◆ Task brief
Copy the part that opens with the line containing "Annotate this image: element" and closes with the line containing "- quest-name: ダーク・ラプチャー(HARD): [270, 212, 625, 245]", reproducing each line unchanged. Leave the pictures out of your copy.

◆ Entries shown
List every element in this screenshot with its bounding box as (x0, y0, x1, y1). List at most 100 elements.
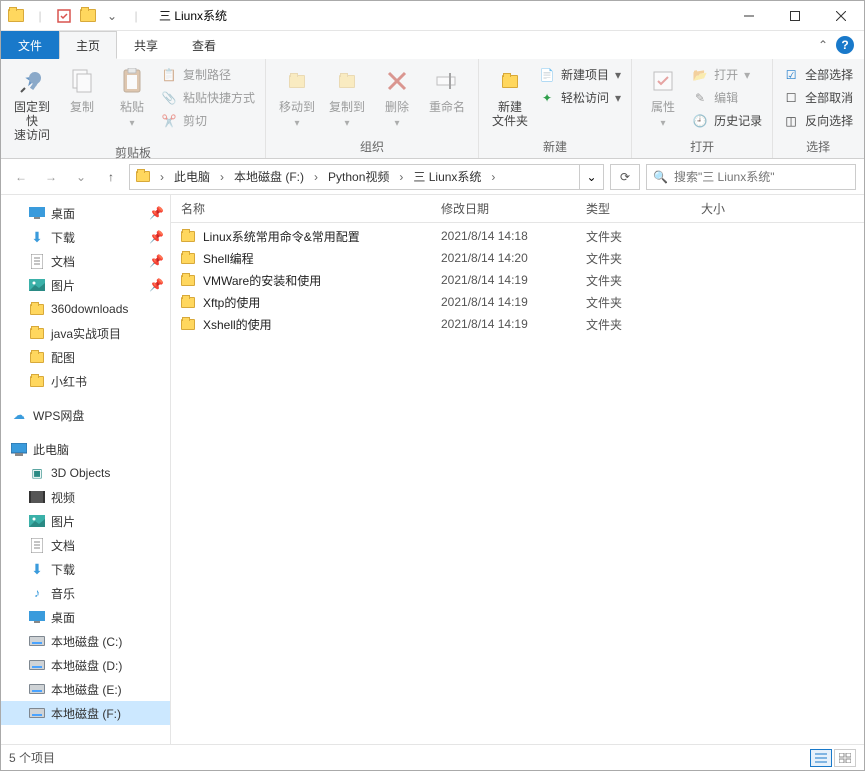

* * *

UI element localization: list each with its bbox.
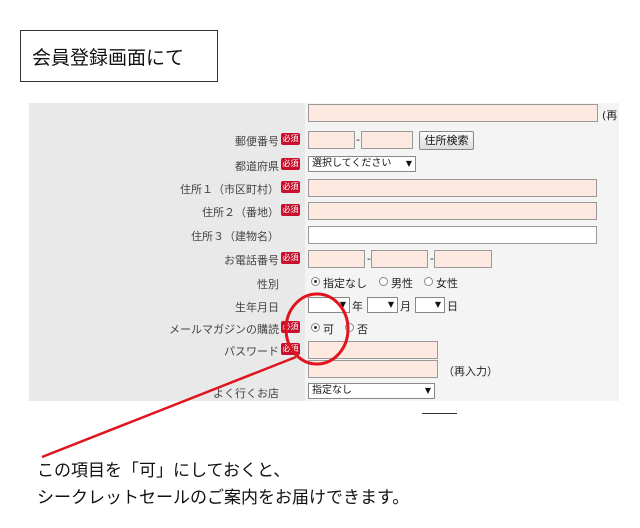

* * *

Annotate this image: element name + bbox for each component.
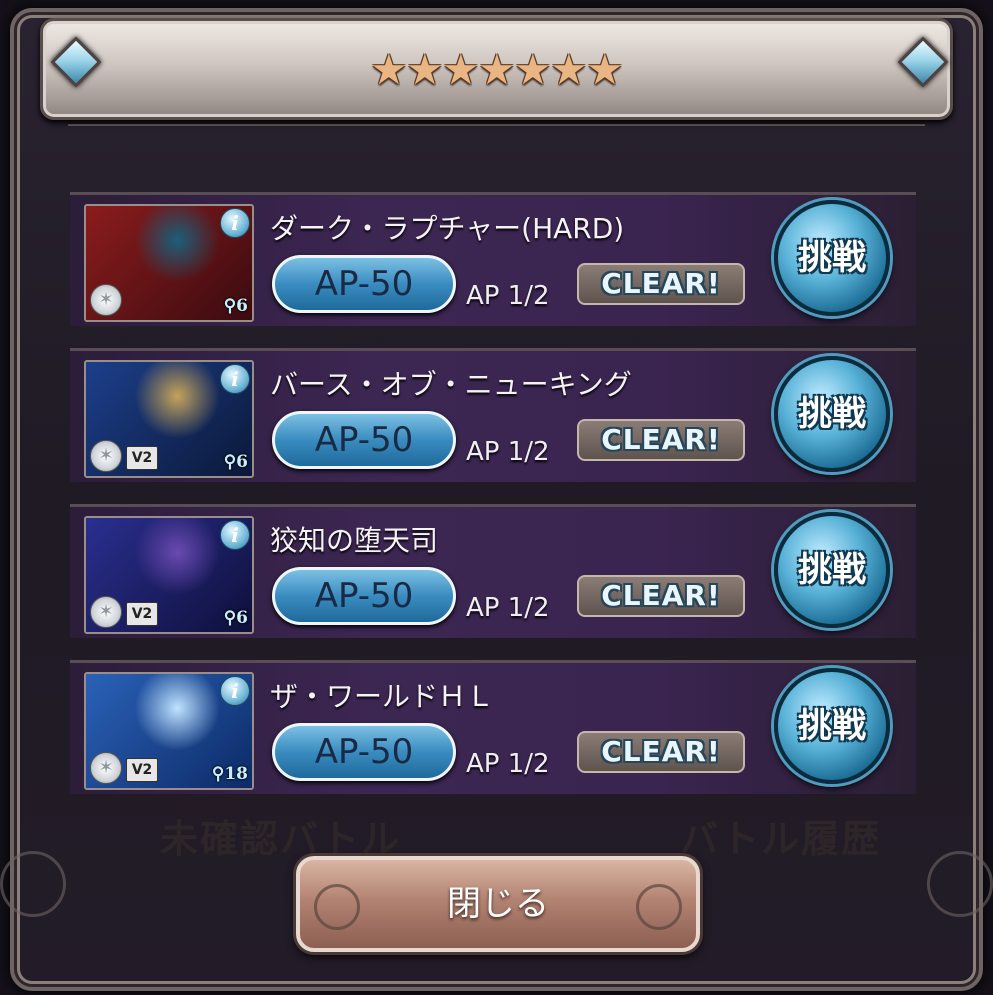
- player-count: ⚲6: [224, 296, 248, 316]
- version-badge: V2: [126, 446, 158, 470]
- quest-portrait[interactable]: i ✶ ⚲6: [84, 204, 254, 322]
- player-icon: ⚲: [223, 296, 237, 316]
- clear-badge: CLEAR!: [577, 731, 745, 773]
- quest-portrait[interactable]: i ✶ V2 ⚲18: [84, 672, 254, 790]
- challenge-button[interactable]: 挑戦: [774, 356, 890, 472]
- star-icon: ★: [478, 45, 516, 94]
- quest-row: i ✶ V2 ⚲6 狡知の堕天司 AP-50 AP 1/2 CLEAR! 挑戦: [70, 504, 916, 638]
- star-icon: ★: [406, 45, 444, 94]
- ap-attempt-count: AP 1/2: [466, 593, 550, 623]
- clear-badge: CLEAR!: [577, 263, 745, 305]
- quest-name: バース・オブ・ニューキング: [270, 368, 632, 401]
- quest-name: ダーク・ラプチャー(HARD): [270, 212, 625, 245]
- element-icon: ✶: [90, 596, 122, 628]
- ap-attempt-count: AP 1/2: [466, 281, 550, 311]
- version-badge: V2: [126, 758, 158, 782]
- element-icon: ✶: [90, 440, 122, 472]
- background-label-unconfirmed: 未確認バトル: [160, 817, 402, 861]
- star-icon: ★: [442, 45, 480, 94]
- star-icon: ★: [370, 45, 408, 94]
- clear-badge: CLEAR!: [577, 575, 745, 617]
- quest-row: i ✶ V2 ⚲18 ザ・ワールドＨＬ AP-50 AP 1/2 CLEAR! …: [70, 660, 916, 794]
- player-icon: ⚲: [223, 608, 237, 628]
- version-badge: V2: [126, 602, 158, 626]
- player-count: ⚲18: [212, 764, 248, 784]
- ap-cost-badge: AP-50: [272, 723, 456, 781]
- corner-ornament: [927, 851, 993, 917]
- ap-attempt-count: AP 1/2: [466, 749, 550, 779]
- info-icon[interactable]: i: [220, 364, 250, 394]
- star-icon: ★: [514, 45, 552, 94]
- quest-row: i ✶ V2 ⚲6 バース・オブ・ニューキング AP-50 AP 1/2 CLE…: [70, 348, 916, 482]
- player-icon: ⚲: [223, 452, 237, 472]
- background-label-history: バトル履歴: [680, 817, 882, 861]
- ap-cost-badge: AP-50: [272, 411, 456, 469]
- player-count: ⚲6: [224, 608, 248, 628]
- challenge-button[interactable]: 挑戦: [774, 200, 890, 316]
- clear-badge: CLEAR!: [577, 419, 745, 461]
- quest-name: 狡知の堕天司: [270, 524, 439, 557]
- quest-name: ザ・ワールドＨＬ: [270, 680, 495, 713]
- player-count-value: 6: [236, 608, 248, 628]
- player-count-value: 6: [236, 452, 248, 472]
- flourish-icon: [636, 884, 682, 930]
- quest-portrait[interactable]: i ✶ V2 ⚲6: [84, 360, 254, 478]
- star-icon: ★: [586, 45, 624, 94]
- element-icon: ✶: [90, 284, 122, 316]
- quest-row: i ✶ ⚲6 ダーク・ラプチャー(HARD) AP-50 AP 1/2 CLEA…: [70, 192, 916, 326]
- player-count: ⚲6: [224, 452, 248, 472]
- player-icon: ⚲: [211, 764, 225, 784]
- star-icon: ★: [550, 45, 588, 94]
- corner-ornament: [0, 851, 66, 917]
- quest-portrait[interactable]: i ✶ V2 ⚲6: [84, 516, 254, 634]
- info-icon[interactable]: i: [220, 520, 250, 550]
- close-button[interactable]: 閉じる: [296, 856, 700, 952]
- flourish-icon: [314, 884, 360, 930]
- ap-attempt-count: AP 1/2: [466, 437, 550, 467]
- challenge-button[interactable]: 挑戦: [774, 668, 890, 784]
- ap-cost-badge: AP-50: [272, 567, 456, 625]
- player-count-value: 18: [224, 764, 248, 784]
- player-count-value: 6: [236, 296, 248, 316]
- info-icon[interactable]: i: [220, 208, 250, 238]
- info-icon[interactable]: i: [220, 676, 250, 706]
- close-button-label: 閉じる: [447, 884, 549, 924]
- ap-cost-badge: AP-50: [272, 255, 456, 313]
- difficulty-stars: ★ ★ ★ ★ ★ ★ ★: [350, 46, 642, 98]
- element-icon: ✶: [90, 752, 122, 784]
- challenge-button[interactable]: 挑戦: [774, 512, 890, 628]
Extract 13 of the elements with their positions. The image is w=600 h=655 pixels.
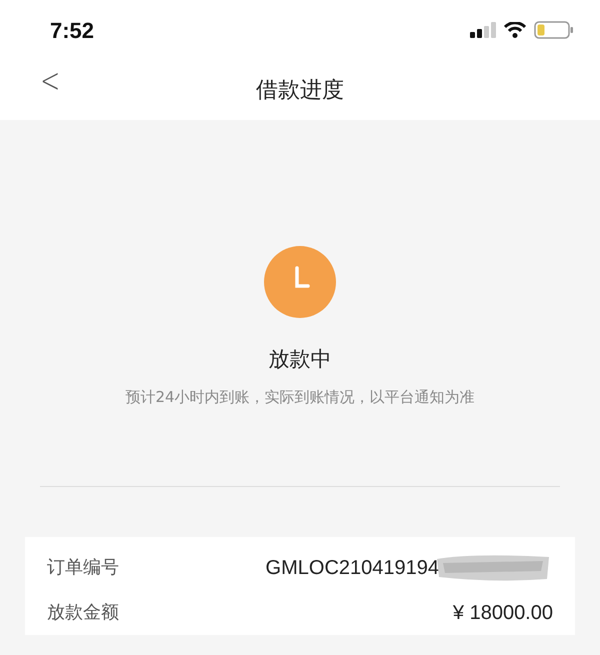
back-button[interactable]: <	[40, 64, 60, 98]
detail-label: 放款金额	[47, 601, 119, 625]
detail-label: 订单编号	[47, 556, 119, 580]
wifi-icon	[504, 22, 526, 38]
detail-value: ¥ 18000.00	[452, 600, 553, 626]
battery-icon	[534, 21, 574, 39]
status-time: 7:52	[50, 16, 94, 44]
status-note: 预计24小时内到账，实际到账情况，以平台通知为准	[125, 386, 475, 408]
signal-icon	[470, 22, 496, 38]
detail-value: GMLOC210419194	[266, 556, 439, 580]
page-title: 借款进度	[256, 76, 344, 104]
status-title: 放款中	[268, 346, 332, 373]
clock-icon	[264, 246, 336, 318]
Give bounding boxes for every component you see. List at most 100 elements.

◆ Output of the task
Annotate this image: element name + bbox for each component.
- player-count: ⚲6: [224, 296, 248, 316]
- version-badge: V2: [126, 446, 158, 470]
- quest-portrait[interactable]: i ✶ ⚲6: [84, 204, 254, 322]
- player-icon: ⚲: [223, 296, 237, 316]
- clear-badge: CLEAR!: [577, 731, 745, 773]
- quest-portrait[interactable]: i ✶ V2 ⚲18: [84, 672, 254, 790]
- challenge-button[interactable]: 挑戦: [774, 356, 890, 472]
- star-icon: ★: [478, 45, 516, 94]
- quest-row: i ✶ V2 ⚲6 狡知の堕天司 AP-50 AP 1/2 CLEAR! 挑戦: [70, 504, 916, 638]
- star-icon: ★: [406, 45, 444, 94]
- ap-attempt-count: AP 1/2: [466, 593, 550, 623]
- clear-badge: CLEAR!: [577, 263, 745, 305]
- quest-name: バース・オブ・ニューキング: [270, 368, 632, 401]
- quest-name: ダーク・ラプチャー(HARD): [270, 212, 625, 245]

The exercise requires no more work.